:: DATA SUPPLIED

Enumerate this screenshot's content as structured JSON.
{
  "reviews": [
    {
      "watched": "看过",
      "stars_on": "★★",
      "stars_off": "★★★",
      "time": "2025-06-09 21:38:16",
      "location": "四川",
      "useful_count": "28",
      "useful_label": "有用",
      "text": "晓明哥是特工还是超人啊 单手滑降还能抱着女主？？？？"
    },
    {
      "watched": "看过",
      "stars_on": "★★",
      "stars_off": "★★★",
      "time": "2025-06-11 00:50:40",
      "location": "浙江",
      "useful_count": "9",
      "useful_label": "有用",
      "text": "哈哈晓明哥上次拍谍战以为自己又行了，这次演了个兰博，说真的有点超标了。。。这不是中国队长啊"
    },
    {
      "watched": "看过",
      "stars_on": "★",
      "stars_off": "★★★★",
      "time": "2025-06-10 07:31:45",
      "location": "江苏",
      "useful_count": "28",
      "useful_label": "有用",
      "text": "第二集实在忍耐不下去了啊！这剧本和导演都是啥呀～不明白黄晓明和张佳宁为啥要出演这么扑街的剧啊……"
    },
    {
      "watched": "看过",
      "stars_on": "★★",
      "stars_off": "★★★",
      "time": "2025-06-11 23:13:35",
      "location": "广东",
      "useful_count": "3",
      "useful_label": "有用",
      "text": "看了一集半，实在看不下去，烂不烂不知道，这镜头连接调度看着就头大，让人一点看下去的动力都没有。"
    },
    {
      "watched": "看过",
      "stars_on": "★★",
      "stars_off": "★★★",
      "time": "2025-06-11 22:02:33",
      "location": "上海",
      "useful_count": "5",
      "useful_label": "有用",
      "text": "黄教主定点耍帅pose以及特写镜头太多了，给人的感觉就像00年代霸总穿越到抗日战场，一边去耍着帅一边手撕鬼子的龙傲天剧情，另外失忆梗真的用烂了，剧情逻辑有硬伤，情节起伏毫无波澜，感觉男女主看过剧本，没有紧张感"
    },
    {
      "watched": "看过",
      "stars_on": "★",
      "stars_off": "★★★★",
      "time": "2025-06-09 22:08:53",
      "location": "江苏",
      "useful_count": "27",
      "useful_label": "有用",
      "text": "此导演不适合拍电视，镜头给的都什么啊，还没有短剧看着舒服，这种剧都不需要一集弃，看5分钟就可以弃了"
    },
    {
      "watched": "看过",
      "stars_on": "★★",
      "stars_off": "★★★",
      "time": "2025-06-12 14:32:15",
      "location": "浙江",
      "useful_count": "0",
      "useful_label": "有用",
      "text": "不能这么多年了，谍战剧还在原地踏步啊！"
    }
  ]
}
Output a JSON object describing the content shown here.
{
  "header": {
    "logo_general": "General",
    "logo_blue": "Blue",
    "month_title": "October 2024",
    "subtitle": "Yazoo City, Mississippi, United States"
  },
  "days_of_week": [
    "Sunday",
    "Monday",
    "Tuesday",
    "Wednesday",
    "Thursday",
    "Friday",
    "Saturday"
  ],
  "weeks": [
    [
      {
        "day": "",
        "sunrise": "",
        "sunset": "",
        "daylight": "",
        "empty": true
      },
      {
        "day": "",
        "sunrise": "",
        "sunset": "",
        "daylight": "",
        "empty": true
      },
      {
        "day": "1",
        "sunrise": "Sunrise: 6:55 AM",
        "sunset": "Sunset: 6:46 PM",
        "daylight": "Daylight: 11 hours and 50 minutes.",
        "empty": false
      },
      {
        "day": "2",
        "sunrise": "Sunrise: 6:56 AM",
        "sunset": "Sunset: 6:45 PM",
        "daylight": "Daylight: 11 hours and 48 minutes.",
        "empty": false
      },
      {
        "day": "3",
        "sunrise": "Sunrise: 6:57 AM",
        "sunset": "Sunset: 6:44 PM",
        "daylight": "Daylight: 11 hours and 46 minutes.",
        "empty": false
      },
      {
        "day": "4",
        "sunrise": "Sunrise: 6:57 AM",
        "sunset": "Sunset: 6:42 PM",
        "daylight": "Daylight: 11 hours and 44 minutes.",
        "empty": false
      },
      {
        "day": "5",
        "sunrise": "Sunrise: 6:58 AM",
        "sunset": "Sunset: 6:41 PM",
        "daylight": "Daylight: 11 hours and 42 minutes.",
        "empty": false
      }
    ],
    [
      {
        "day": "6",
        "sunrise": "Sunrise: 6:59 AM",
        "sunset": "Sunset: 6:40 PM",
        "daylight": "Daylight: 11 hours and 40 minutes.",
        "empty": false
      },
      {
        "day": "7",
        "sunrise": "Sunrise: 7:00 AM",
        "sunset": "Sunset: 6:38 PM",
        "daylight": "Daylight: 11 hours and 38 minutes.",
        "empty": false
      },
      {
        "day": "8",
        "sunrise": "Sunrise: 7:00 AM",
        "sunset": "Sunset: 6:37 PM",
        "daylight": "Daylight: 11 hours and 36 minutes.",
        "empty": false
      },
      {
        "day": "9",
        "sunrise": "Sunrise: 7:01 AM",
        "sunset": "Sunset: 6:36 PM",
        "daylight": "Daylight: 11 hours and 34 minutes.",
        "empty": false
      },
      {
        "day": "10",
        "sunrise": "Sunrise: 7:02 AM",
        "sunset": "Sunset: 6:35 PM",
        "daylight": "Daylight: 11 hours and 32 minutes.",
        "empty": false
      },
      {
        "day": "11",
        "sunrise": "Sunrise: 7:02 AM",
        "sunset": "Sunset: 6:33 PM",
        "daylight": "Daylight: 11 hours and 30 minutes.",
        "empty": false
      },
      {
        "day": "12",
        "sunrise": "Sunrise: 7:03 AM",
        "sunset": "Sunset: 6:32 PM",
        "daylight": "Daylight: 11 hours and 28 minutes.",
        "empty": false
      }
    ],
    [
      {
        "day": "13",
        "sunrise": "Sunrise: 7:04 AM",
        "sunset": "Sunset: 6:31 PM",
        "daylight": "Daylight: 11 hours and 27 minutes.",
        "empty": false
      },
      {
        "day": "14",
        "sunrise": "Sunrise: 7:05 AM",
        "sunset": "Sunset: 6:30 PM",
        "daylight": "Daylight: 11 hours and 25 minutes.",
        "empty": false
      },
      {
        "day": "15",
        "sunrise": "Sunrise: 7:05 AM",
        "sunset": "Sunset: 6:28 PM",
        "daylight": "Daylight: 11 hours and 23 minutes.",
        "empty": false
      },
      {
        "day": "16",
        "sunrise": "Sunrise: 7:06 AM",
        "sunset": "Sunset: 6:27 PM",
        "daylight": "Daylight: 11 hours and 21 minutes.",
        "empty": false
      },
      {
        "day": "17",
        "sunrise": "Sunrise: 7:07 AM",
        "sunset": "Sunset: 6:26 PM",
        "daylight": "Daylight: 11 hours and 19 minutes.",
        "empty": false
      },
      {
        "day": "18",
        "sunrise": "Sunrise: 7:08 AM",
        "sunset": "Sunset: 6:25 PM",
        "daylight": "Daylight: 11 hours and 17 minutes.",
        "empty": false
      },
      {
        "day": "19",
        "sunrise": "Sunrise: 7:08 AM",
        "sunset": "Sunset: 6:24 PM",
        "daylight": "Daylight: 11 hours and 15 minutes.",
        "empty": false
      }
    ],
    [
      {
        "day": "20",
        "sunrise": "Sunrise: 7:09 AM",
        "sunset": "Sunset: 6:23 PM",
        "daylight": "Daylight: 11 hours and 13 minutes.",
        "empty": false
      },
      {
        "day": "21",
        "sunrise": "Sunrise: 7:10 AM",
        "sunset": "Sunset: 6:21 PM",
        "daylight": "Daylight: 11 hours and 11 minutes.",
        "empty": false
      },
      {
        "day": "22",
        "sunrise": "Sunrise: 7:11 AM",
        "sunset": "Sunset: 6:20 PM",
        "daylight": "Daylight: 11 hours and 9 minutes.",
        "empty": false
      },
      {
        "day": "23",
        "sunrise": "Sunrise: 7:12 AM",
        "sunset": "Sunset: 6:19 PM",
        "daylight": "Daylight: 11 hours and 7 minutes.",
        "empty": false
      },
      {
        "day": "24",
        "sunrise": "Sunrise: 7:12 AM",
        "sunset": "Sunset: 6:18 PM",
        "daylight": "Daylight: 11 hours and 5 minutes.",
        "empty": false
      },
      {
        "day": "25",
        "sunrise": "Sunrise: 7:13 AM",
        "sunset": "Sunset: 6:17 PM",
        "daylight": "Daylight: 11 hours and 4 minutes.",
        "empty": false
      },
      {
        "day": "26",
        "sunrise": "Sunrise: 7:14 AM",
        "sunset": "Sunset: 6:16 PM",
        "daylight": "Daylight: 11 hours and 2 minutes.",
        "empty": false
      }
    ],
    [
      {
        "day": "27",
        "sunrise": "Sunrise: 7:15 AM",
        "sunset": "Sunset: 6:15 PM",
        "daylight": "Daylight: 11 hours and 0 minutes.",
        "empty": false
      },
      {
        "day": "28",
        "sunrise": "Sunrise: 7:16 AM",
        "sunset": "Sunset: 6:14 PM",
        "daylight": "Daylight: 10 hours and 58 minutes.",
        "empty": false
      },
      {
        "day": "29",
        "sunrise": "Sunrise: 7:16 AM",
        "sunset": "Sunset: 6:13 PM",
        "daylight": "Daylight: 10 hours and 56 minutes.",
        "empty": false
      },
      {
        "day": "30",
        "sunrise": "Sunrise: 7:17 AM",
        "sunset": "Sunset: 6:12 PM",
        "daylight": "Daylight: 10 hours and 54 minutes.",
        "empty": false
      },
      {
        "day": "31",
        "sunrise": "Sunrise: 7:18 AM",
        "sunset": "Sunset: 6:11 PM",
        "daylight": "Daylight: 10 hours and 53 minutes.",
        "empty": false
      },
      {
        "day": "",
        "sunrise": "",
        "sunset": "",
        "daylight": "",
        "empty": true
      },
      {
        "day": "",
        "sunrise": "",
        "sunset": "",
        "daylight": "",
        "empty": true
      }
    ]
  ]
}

::::

**EXERCISE OBJECTIVE:** Copy out every line that includes the word "location".

**TASK OUTPUT:**
      "location": "四川",
      "location": "浙江",
      "location": "江苏",
      "location": "广东",
      "location": "上海",
      "location": "江苏",
      "location": "浙江",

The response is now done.